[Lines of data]
::::

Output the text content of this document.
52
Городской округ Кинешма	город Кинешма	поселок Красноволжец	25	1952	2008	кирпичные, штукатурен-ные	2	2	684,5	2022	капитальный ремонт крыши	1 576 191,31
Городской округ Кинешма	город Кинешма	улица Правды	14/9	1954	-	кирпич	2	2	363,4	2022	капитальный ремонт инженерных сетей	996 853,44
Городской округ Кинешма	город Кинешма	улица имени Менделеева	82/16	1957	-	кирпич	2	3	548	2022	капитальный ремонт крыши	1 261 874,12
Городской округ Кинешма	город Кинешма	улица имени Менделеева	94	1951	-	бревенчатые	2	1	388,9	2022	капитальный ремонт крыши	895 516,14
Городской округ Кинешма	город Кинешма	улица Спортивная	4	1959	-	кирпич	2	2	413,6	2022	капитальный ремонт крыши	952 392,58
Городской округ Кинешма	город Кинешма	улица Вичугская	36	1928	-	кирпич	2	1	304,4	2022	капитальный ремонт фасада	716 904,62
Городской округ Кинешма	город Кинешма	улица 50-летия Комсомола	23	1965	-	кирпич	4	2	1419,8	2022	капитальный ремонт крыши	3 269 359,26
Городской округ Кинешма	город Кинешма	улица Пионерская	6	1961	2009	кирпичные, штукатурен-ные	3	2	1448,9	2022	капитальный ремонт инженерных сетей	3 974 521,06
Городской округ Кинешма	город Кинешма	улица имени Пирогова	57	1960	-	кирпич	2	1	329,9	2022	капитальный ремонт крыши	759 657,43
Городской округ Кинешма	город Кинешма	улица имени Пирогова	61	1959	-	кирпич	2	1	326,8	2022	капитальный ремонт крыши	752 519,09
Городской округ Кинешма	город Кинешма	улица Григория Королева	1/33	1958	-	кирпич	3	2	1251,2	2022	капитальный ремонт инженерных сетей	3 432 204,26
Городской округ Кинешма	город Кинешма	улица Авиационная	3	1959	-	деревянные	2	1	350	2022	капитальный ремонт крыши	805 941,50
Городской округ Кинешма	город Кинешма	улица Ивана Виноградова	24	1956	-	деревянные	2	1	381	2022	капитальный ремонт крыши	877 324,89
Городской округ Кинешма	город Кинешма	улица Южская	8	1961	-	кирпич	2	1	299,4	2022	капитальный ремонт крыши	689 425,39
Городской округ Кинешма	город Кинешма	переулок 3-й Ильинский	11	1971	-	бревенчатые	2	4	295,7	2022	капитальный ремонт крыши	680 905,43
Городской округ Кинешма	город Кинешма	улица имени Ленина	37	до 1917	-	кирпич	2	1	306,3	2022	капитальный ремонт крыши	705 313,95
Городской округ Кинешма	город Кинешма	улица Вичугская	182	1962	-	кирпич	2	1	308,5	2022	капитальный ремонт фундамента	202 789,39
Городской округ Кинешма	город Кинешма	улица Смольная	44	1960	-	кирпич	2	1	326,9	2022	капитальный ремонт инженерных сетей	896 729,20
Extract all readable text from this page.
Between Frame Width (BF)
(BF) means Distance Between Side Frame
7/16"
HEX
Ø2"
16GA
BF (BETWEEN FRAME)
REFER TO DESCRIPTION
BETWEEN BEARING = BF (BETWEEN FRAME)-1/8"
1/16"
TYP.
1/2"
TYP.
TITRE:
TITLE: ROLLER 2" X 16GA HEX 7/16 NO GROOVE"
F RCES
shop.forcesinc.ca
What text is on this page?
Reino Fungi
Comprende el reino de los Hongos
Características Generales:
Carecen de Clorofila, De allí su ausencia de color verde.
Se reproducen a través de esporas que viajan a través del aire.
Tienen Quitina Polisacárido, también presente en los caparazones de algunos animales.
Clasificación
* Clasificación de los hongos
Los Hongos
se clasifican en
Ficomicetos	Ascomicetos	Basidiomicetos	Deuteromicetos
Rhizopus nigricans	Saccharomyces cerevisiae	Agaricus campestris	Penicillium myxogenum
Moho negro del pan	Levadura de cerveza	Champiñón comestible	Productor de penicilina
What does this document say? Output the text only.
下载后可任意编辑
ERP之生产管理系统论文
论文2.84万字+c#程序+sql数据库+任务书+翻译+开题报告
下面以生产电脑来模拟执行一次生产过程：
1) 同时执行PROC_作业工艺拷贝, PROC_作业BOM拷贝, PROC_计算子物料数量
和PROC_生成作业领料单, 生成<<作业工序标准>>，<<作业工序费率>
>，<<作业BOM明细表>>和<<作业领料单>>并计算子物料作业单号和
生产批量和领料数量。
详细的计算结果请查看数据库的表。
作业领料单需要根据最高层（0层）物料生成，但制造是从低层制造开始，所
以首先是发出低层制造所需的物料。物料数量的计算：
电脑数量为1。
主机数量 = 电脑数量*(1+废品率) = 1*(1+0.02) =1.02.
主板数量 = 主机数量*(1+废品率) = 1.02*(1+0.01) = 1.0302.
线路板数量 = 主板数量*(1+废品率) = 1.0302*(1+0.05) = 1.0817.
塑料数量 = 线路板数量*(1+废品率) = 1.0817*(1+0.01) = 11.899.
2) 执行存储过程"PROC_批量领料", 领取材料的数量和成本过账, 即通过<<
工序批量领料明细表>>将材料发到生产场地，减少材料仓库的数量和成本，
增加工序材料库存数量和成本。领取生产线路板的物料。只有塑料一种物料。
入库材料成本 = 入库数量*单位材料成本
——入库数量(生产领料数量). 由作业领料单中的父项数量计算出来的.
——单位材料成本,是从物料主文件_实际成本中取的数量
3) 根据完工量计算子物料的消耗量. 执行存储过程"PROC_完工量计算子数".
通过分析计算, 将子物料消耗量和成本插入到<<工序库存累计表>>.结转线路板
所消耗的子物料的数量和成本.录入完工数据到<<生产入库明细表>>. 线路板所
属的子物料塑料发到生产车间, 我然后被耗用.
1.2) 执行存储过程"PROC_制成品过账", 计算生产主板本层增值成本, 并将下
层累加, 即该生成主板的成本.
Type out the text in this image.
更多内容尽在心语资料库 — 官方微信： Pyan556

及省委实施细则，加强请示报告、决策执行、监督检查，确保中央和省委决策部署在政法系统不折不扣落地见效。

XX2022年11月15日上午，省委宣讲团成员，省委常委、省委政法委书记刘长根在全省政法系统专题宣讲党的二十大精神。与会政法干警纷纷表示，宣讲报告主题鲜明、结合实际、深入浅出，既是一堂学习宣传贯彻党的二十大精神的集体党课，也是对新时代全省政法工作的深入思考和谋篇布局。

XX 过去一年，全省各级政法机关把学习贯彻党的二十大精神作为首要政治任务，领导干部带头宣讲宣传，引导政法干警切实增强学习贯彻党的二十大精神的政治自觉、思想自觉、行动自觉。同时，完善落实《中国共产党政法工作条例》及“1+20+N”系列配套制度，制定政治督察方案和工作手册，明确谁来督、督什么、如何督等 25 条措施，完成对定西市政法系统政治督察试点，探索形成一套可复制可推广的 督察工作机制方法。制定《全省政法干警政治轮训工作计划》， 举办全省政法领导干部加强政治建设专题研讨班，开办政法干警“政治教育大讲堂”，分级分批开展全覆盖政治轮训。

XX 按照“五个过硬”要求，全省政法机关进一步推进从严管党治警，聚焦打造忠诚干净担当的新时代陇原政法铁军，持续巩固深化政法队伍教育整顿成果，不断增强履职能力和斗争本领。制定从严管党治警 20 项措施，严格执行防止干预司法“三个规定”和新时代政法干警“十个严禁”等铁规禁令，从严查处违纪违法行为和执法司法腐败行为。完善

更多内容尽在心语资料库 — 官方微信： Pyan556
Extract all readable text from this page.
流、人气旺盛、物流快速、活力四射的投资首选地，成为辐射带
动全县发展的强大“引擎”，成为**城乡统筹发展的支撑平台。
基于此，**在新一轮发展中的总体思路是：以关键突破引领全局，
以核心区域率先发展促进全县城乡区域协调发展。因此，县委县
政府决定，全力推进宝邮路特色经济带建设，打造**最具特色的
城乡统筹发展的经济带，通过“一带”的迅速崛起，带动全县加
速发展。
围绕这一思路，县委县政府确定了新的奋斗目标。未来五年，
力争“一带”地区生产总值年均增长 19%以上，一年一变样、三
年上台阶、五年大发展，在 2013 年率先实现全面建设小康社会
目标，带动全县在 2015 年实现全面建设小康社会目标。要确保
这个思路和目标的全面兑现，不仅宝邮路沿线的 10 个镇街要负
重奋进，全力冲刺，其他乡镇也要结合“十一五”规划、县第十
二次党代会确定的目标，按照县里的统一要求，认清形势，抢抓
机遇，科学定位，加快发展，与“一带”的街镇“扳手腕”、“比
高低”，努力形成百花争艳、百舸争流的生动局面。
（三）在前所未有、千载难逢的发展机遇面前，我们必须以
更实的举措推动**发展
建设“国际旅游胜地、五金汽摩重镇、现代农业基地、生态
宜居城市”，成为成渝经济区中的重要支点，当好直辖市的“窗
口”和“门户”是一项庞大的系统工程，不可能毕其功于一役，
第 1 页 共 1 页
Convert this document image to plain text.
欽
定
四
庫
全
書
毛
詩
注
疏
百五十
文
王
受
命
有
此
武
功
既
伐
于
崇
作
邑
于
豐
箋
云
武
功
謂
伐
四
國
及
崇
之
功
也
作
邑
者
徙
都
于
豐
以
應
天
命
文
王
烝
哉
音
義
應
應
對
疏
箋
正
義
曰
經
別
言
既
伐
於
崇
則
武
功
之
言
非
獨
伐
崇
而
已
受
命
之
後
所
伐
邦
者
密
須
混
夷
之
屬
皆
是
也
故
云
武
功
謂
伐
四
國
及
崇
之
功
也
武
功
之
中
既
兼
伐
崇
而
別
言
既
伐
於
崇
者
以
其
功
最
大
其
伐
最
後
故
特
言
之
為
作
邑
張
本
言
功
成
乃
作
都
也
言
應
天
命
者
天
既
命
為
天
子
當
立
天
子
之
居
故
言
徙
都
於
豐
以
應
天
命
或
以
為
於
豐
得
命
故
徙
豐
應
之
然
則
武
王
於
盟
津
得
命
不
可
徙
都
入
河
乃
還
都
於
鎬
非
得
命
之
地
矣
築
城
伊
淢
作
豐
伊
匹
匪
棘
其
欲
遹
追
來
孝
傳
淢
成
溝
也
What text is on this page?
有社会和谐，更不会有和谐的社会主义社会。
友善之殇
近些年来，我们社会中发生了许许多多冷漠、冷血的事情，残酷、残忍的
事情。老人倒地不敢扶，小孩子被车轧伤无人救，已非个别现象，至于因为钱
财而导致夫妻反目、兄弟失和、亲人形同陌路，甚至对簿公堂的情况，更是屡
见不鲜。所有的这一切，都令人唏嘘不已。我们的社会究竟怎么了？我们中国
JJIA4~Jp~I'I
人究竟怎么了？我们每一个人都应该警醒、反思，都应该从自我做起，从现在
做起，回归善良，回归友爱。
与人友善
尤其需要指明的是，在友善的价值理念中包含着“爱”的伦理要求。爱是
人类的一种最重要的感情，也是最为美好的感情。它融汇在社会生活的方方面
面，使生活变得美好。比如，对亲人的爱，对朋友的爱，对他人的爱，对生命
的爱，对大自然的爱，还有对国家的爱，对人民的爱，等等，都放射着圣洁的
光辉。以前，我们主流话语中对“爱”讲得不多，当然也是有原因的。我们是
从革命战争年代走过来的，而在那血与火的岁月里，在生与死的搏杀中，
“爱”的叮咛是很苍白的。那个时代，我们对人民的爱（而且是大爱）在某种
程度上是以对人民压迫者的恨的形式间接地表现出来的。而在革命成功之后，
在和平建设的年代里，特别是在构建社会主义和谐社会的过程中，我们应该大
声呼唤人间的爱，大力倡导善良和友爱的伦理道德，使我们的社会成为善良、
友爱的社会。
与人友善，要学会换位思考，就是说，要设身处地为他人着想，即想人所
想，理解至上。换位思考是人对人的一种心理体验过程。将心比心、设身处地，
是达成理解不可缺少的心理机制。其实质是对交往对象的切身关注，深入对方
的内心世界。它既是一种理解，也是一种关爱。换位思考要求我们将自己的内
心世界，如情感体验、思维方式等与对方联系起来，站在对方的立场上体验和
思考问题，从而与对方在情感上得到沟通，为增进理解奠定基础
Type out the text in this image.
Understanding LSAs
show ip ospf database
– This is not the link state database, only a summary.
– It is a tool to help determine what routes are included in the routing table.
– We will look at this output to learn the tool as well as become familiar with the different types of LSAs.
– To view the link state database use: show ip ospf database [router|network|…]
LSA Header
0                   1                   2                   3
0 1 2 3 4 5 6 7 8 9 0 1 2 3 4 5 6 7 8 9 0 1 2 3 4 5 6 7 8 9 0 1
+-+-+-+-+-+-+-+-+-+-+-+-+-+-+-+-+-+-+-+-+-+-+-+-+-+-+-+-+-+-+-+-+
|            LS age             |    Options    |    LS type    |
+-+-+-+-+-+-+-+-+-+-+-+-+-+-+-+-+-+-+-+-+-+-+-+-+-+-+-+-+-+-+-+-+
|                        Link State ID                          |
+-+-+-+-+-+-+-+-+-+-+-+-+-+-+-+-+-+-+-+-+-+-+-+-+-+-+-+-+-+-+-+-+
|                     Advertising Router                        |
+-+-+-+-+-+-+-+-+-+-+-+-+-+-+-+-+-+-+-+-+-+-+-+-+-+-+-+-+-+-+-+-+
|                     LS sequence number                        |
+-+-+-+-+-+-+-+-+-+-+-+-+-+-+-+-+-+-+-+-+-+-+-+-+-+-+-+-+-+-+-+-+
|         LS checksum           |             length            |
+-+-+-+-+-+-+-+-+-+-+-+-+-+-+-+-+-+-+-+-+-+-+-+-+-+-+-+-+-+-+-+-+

::::

Look above for every line with the word "инженерных" and copy it.

■ THE RESPONSE:
Городской округ Кинешма	город Кинешма	улица Правды	14/9	1954	-	кирпич	2	2	363,4	2022	капитальный ремонт инженерных сетей	996 853,44
Городской округ Кинешма	город Кинешма	улица Пионерская	6	1961	2009	кирпичные, штукатурен-ные	3	2	1448,9	2022	капитальный ремонт инженерных сетей	3 974 521,06
Городской округ Кинешма	город Кинешма	улица Григория Королева	1/33	1958	-	кирпич	3	2	1251,2	2022	капитальный ремонт инженерных сетей	3 432 204,26
Городской округ Кинешма	город Кинешма	улица Смольная	44	1960	-	кирпич	2	1	326,9	2022	капитальный ремонт инженерных сетей	896 729,20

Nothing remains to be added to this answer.